-- START OF DATASET RECORDS --

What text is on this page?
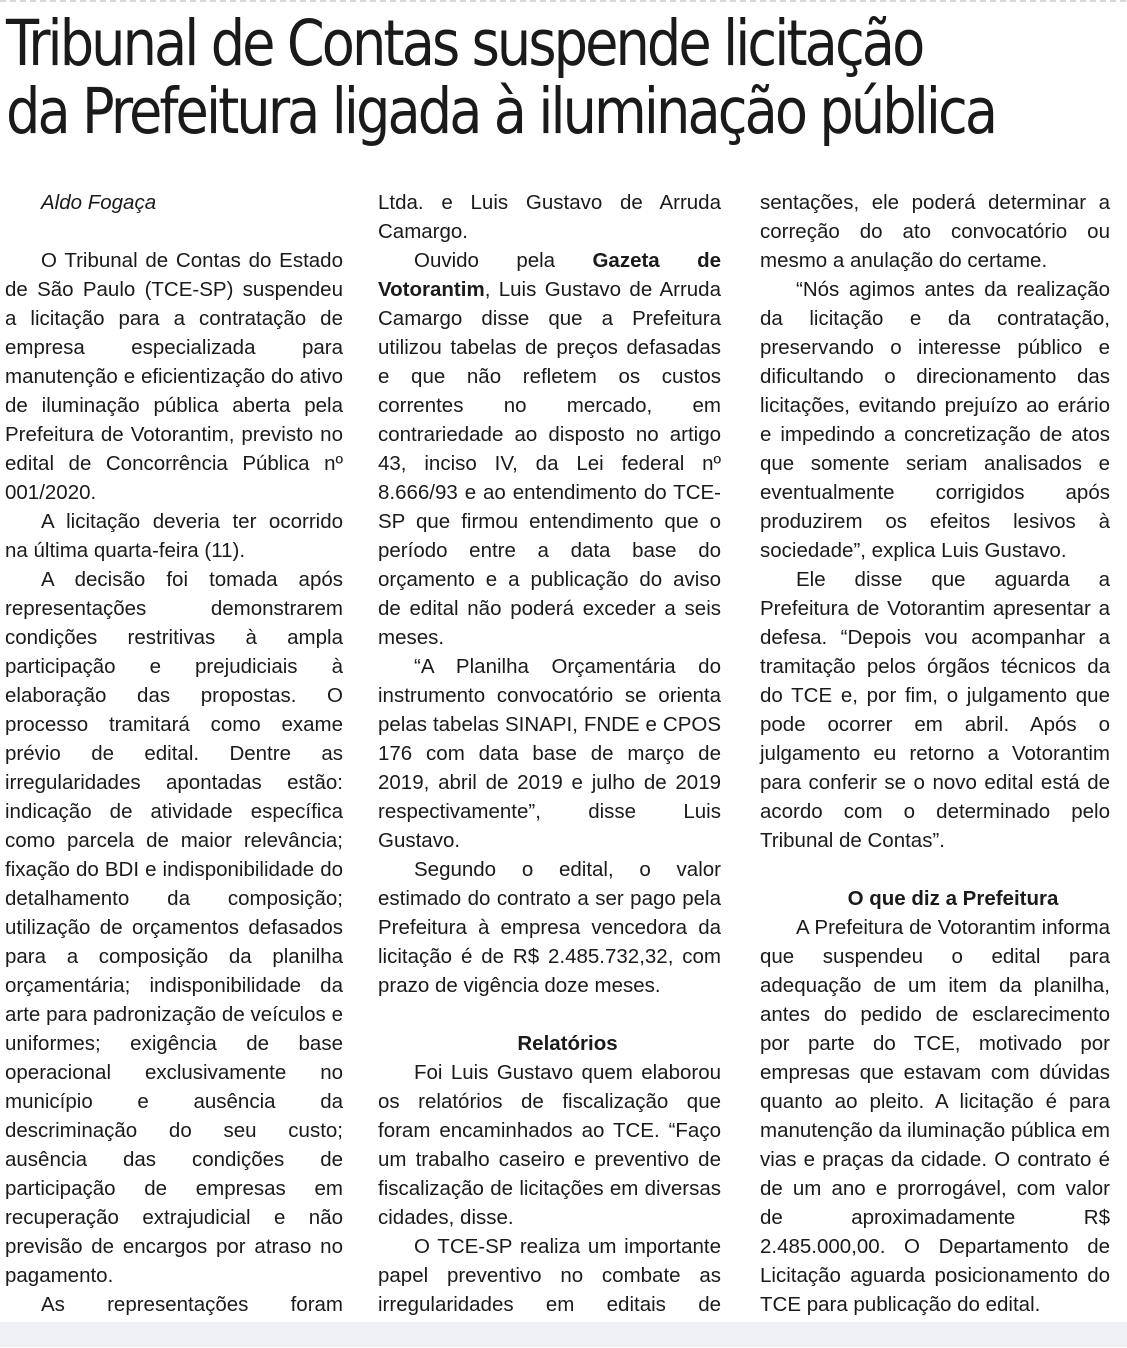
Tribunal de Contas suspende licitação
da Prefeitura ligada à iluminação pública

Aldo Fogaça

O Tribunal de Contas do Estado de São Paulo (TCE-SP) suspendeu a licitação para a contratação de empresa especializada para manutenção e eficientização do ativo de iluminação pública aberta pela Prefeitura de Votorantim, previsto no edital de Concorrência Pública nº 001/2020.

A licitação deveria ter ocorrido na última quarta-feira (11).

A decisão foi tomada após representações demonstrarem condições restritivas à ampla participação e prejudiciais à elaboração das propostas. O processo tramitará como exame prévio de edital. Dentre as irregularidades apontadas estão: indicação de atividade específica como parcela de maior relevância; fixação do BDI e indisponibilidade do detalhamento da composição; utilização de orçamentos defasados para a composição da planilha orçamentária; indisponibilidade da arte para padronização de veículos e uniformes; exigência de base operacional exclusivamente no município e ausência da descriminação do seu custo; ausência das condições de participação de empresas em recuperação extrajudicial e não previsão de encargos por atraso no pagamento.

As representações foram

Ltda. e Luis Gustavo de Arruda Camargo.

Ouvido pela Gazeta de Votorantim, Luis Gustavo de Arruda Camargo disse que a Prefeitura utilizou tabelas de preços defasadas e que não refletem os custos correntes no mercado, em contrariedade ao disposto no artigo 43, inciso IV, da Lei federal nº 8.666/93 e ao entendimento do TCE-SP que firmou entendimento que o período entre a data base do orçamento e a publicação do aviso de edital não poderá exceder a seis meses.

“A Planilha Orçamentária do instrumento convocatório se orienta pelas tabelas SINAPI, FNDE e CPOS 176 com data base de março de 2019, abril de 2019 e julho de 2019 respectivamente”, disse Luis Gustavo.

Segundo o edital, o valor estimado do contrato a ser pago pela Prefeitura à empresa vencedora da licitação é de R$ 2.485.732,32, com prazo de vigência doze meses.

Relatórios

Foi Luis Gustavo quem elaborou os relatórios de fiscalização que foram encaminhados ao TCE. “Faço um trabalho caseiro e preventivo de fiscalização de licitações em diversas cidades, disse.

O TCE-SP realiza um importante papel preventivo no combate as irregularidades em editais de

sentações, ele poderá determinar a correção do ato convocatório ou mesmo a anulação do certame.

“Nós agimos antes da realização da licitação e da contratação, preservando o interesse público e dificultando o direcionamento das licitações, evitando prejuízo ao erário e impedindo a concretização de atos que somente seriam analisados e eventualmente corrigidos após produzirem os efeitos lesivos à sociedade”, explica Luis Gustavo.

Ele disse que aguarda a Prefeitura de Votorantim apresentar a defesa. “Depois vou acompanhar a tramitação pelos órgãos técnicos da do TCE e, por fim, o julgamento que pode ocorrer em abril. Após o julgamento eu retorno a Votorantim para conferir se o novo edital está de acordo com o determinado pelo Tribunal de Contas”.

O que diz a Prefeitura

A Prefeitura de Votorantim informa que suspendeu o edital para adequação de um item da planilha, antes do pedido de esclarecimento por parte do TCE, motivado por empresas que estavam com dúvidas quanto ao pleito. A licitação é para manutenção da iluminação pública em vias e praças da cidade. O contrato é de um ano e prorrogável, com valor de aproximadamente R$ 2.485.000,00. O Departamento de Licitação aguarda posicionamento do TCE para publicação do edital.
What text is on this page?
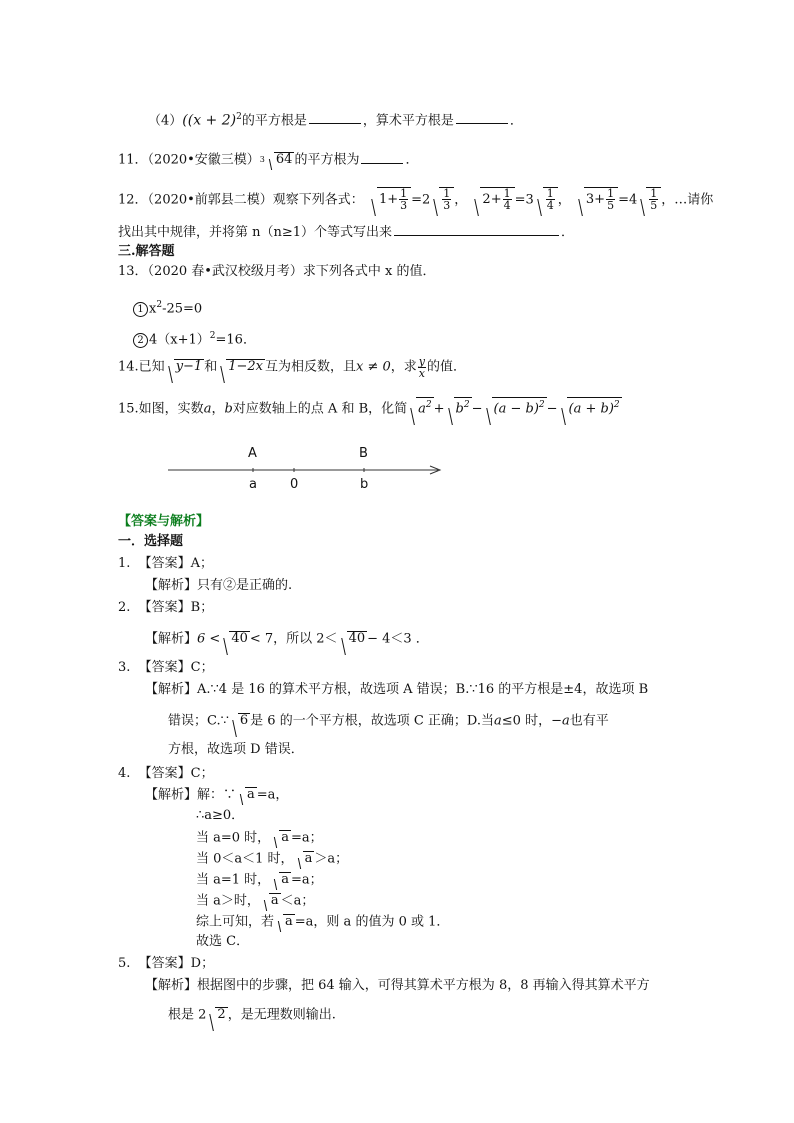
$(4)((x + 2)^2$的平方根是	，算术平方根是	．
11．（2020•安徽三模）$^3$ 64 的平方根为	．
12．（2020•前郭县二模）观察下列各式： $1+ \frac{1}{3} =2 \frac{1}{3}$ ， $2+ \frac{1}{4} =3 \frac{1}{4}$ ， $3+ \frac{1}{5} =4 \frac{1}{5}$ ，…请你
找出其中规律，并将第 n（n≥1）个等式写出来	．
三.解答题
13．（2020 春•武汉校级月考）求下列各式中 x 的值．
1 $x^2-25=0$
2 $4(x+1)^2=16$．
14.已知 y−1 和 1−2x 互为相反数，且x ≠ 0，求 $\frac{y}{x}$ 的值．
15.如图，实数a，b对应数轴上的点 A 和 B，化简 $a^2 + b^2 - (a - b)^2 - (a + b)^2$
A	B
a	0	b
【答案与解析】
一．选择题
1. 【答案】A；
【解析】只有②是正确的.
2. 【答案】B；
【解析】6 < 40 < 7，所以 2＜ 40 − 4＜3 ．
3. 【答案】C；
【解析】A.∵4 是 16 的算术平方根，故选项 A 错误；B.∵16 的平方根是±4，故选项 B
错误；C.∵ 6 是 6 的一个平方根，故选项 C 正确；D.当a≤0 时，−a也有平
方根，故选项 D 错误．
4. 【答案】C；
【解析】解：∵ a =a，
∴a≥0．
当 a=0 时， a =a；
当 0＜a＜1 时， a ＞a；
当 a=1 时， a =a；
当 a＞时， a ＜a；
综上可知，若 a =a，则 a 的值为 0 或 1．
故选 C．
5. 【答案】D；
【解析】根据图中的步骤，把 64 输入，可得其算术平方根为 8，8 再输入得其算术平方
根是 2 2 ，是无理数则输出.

-- END OF DATASET RECORDS --
-- START OF DATASET RECORDS --

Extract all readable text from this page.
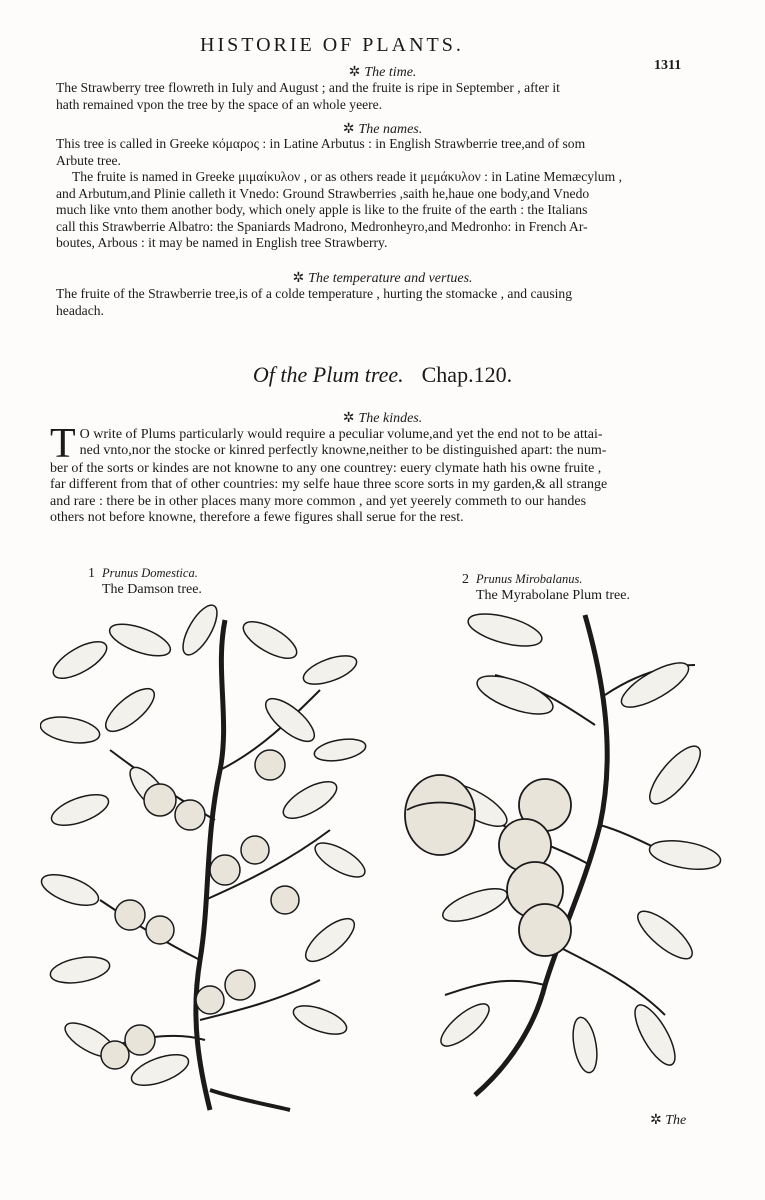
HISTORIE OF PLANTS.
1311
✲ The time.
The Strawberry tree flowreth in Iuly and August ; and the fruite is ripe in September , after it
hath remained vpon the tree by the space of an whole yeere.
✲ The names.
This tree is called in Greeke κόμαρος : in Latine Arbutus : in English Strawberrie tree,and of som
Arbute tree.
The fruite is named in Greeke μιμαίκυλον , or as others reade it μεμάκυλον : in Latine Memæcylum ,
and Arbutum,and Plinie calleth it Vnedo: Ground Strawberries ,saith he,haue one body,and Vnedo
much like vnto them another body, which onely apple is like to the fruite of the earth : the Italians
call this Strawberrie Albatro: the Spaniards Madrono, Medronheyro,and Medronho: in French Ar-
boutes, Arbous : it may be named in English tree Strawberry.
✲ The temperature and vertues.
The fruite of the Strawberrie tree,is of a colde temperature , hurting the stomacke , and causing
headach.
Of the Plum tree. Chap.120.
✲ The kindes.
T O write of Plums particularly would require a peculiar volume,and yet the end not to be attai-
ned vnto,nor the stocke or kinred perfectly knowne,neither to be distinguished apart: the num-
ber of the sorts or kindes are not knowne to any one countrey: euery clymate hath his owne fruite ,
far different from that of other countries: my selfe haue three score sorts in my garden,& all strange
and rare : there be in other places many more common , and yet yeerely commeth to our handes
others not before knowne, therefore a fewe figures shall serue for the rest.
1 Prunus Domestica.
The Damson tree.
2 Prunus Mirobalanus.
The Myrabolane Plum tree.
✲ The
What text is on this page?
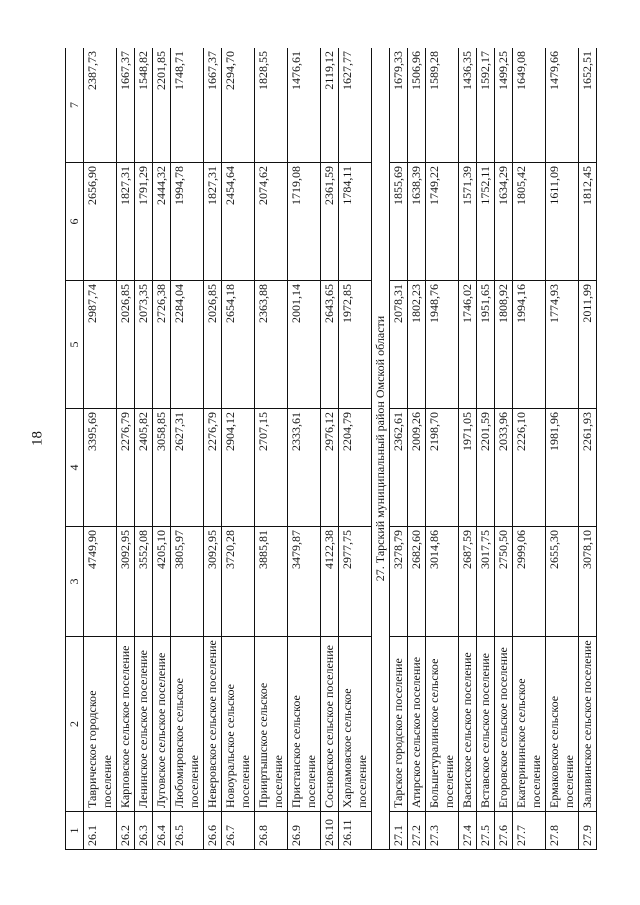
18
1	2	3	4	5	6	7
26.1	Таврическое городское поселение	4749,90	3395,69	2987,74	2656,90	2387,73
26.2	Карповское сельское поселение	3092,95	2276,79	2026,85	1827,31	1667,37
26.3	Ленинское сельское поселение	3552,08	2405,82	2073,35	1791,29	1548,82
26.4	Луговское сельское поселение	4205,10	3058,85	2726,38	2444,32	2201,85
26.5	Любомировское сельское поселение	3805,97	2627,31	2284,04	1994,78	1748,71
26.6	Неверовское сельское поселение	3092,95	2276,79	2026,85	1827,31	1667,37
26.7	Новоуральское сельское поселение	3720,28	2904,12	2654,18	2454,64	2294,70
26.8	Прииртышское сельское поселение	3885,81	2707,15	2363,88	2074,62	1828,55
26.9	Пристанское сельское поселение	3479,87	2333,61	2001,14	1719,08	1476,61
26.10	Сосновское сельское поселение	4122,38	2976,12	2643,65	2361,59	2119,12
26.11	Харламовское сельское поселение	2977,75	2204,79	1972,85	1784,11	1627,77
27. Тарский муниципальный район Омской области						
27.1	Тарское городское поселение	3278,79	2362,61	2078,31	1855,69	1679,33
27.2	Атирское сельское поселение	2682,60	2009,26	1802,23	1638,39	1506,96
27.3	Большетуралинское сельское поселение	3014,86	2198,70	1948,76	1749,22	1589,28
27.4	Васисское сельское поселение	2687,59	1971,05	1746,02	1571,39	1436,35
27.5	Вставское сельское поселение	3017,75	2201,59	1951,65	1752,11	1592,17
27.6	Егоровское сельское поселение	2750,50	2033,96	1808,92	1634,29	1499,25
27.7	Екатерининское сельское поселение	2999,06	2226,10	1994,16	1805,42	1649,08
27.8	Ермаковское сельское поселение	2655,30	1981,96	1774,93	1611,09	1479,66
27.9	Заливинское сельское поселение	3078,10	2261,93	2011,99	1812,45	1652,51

-- END OF DATASET RECORDS --
-- START OF DATASET RECORDS --

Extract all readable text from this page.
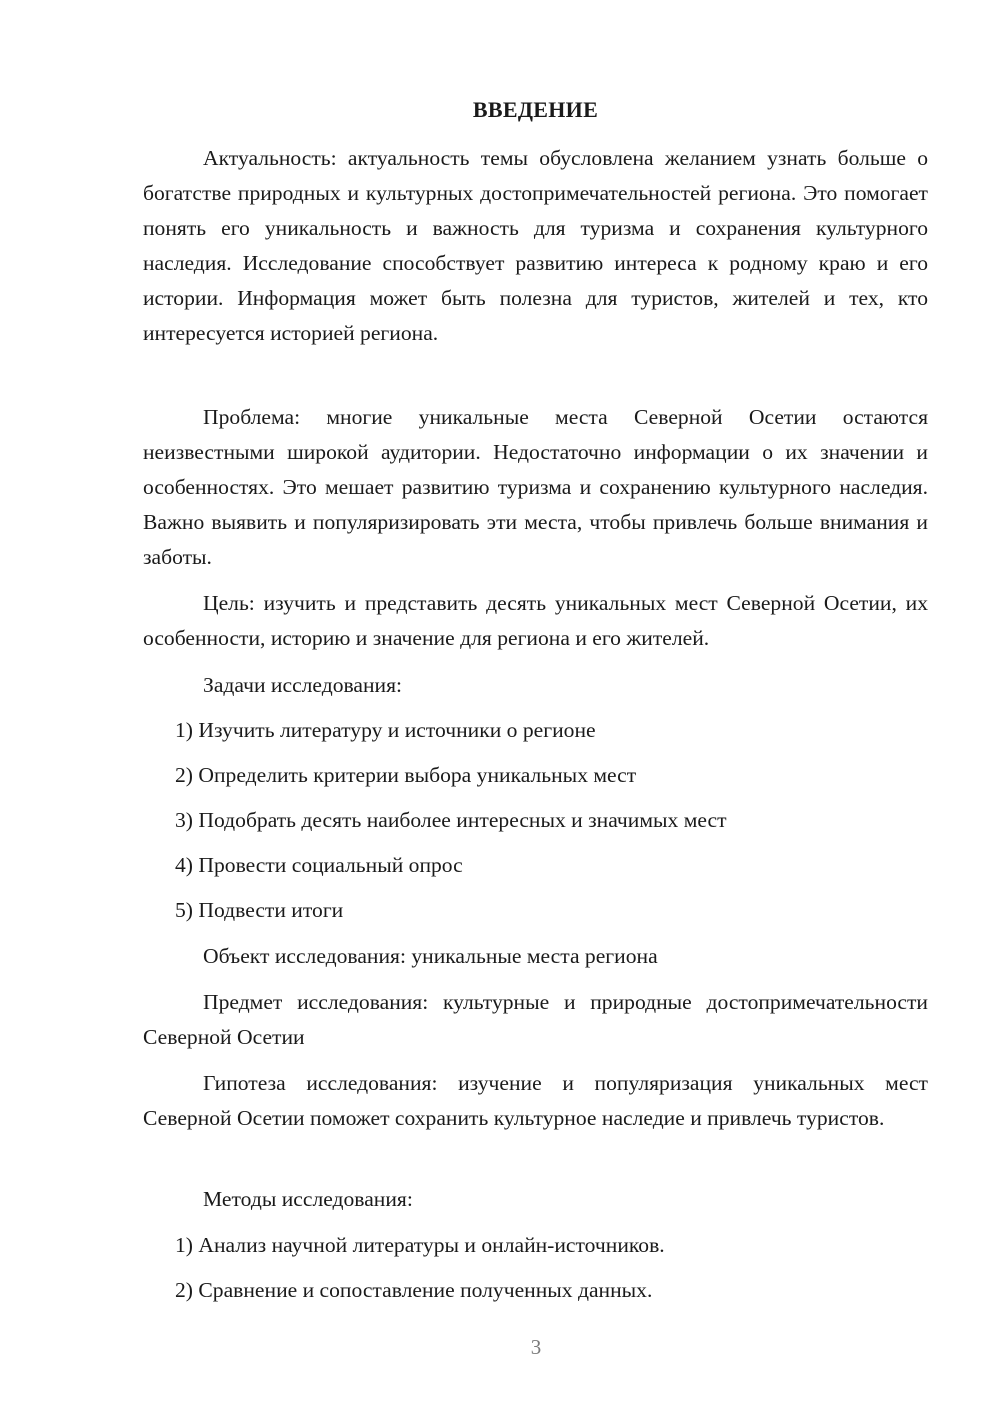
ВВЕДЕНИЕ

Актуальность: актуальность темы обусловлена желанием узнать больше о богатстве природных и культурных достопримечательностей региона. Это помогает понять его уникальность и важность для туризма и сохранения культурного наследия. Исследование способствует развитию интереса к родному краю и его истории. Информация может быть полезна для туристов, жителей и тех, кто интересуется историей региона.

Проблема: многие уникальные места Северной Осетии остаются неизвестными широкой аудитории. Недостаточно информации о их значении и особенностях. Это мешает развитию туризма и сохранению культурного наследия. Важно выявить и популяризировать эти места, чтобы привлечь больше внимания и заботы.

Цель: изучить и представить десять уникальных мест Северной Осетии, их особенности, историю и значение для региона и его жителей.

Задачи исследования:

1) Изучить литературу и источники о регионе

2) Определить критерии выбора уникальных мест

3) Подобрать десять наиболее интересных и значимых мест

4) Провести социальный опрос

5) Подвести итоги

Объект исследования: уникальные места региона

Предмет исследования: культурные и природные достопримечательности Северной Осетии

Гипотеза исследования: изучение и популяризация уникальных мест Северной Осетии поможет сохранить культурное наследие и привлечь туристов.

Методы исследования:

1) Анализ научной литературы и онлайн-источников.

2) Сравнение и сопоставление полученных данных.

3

-- END OF DATASET RECORDS --

* _EXERCISE DIRECTIONS_
In the listing, find each line with the string "frac" and copy it.

* _EXPECTED OUTPUT_
12．（2020•前郭县二模）观察下列各式： $1+ \frac{1}{3} =2 \frac{1}{3}$ ， $2+ \frac{1}{4} =3 \frac{1}{4}$ ， $3+ \frac{1}{5} =4 \frac{1}{5}$ ，…请你
14.已知 y−1 和 1−2x 互为相反数，且x ≠ 0，求 $\frac{y}{x}$ 的值．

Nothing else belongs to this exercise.